# cross trainer advice?



## clarke (Sep 18, 2007)

Afternoon people!

Just wanted to know what you guys reckon to elliptical cross trainers and if theyre any good for overall fat burning? Dont really know much about em but Ive been offered one from a mate as hes moving house and wont have anywhere for it to go.

Been toying with getting a treadmill just lately but if cross trainers are better I might have his one off him.

Need to shed a few pounds from my chest and stomach so any other advice on fat loss (not bulking up) is welcome!

Cheers.


----------



## bad old man (Aug 7, 2007)

I think long road runs are the best but, in cold weather or when the shin splits flare up there's nothing better than a good eliptical. Most studies show they burn more fat calories than a treadmill. Of coarse diet is most important.


----------



## Tall (Aug 14, 2007)

clarke said:


> Afternoon people!
> 
> Just wanted to know what you guys reckon to elliptical cross trainers and if theyre any good for overall fat burning? Dont really know much about em but Ive been offered one from a mate as hes moving house and wont have anywhere for it to go.

Records =
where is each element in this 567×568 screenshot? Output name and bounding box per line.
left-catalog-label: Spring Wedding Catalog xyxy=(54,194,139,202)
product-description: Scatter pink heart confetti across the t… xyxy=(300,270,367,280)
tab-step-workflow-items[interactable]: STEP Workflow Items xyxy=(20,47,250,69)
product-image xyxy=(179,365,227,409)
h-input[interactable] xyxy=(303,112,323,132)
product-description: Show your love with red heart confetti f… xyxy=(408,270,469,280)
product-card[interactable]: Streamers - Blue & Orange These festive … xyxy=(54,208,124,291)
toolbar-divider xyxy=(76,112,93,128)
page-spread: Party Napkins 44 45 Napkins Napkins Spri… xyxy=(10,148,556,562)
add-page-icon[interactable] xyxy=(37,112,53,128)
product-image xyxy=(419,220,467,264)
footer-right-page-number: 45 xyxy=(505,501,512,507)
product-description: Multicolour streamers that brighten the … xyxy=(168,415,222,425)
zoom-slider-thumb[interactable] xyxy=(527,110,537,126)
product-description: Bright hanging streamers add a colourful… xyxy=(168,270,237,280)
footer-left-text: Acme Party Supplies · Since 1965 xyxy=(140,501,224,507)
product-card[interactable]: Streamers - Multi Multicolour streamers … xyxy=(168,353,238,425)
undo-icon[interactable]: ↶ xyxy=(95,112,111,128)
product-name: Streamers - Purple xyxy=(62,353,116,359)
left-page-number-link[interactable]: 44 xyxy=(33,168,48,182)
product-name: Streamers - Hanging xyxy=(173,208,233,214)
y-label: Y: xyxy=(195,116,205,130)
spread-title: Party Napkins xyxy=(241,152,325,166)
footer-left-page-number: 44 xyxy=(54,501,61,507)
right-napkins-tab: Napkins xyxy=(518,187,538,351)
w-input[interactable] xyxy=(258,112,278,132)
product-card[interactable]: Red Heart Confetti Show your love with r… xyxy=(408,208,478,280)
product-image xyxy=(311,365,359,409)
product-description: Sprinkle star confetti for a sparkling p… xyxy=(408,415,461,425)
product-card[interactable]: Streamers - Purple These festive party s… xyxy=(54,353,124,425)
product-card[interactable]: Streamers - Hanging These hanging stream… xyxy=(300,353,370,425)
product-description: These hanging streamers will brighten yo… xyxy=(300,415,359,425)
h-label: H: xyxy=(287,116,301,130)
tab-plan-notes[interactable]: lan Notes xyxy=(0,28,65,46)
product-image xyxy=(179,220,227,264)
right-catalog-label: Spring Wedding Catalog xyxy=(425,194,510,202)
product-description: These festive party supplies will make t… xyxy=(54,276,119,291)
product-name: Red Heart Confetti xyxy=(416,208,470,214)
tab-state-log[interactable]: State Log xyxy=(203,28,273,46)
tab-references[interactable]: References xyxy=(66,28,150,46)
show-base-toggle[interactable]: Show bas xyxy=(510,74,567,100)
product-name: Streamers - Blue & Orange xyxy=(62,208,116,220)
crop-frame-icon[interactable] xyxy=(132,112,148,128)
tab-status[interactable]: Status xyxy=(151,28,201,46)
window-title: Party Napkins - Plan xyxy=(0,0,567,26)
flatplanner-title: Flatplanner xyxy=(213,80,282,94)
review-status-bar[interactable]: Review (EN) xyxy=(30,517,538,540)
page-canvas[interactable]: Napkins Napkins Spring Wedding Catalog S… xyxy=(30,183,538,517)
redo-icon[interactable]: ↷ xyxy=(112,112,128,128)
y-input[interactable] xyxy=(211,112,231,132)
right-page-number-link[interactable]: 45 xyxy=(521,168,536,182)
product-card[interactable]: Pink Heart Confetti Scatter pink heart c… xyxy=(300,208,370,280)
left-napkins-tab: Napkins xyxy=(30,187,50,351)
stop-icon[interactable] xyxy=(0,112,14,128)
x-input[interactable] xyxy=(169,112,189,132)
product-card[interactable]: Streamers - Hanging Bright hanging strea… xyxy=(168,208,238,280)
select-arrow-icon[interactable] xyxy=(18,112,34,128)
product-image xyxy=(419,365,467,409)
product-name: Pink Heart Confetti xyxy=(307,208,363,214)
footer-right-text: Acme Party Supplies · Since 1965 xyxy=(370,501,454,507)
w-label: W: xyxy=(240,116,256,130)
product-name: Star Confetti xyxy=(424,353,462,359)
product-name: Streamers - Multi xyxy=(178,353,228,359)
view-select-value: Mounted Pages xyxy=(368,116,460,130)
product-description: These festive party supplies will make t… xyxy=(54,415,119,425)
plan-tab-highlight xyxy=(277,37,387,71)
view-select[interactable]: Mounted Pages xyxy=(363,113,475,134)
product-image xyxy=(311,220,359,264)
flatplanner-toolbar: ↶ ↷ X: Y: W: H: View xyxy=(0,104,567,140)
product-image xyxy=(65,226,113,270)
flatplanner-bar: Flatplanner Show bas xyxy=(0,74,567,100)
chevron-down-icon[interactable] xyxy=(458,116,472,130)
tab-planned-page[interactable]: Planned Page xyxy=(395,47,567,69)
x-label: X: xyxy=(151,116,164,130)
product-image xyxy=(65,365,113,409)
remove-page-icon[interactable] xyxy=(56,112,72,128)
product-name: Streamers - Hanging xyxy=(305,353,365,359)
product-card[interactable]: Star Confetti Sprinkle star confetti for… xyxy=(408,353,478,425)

* * *

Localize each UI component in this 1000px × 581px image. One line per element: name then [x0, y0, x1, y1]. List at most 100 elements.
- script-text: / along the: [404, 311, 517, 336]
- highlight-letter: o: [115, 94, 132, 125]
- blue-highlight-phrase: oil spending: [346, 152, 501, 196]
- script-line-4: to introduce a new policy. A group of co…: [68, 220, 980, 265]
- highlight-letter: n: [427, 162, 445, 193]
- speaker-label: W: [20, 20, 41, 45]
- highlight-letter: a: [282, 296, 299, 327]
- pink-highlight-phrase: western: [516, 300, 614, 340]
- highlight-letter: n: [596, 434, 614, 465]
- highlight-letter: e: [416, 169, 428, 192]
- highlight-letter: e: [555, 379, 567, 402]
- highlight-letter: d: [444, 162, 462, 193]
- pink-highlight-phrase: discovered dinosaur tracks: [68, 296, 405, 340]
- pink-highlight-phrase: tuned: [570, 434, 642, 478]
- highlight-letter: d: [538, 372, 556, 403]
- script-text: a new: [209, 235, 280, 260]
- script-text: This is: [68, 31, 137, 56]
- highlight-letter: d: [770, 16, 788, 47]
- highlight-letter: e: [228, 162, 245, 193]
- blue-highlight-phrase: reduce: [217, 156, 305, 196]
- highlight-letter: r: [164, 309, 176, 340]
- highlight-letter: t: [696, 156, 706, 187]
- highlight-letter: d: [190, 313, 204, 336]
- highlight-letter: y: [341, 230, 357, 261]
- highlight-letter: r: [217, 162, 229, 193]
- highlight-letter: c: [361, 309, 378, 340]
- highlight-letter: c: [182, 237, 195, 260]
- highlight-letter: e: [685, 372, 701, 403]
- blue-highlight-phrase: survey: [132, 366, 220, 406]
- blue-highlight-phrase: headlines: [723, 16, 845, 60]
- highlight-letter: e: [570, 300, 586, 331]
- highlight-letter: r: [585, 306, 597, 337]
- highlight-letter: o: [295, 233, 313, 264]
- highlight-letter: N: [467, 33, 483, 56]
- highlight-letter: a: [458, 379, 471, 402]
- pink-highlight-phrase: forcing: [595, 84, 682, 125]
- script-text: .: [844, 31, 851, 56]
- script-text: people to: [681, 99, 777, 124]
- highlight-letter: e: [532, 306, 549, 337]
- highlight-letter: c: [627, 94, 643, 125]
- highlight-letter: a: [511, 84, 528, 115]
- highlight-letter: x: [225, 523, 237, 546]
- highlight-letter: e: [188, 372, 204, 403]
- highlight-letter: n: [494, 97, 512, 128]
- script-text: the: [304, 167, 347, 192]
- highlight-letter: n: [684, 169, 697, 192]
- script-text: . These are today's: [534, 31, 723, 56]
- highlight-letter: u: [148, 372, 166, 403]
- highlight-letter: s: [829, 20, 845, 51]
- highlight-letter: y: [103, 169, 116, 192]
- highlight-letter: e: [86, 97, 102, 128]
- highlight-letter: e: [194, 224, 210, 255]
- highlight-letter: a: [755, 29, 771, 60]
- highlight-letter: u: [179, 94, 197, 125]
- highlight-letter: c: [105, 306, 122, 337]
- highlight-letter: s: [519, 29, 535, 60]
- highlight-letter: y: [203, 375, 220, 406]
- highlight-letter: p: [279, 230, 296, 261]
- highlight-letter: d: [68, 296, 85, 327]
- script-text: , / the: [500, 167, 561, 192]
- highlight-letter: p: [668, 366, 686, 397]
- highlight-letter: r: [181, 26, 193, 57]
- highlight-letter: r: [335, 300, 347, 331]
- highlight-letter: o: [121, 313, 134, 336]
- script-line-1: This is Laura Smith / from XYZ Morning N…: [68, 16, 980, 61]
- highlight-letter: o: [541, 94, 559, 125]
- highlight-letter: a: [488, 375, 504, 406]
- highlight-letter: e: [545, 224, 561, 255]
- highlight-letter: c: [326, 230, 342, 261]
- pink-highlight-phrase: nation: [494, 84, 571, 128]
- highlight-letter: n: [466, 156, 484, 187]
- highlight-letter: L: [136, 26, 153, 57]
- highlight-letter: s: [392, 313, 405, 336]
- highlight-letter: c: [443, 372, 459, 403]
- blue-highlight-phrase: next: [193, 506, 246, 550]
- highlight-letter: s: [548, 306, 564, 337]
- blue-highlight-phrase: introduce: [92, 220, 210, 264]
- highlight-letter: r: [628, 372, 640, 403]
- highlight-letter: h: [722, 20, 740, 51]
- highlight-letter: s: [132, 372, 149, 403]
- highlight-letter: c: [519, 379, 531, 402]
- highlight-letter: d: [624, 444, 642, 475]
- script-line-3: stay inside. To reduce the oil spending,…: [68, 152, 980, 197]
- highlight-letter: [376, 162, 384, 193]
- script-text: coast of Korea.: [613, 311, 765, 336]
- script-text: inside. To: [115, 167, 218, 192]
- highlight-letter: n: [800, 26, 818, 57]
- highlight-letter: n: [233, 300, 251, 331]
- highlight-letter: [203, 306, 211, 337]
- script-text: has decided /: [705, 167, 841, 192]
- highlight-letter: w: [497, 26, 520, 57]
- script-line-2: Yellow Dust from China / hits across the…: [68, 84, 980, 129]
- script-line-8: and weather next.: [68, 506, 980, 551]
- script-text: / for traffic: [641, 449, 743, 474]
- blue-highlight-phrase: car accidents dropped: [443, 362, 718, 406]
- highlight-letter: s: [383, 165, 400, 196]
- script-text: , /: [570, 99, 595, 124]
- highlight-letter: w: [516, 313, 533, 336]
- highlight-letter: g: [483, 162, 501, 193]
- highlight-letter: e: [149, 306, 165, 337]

Problem set =
**1.** In the cross trainer thread, why is the elliptical being offered to clarke?
**2.** Say whether each statement agrees with the cross trainer thread, answering yes or no and quoting the words that decide it: (a) clarke wants to lose a few pounds from the chest and stomach. (b) The poster bad old man rates ellipticals above long road runs. (c) The poster bad old man treats diet as most important.
**3.** Pick up the cross trainer thread after its last line and continue it.
The listing comes from a separate source, not from the cross trainer thread.

The replies =
**1.** The mate offering it is moving house and won't have anywhere for it to go.

**2.**
(a) Yes: "Need to shed a few pounds from my chest and stomach"
(b) No: "I think long road runs are the best"
(c) Yes: "Of coarse diet is most important."

**3.**
> 
> ...


Matey you need to stop thinking about spot fat loss and think about your body as a whole...

Diet and cardio will get you lean

Cross Trainers are good - just get on google and find out what level you need to work at on them to burn the most fat and the least muscle.


----------



## clarke (Sep 18, 2007)

Wanna lose fat all over but mainly from chest and stomach so was just wondering what machines (if any) were better than others.

I think Ill have my mates cross trainer and get cracking, any weight loss is a bonus!

Cheers fellas!


----------



## Tall (Aug 14, 2007)

clarke said:


> Wanna lose fat all over but *mainly from chest and stomach* so was just wondering what machines (if any) were better than others.
> 
> I think Ill have my mates cross trainer and get cracking, any weight loss is a bonus!
> 
> Cheers fellas!


Mate honestly... Forget the notion of loosing fat from your chest and stomach... Seriously.

Go and do some research on fat loss and see how difficult spot fat loss is.

You need to focus on your body as a whole unit - i.e. I want to be leaner, or I want to be bigger and stronger, and not individual components.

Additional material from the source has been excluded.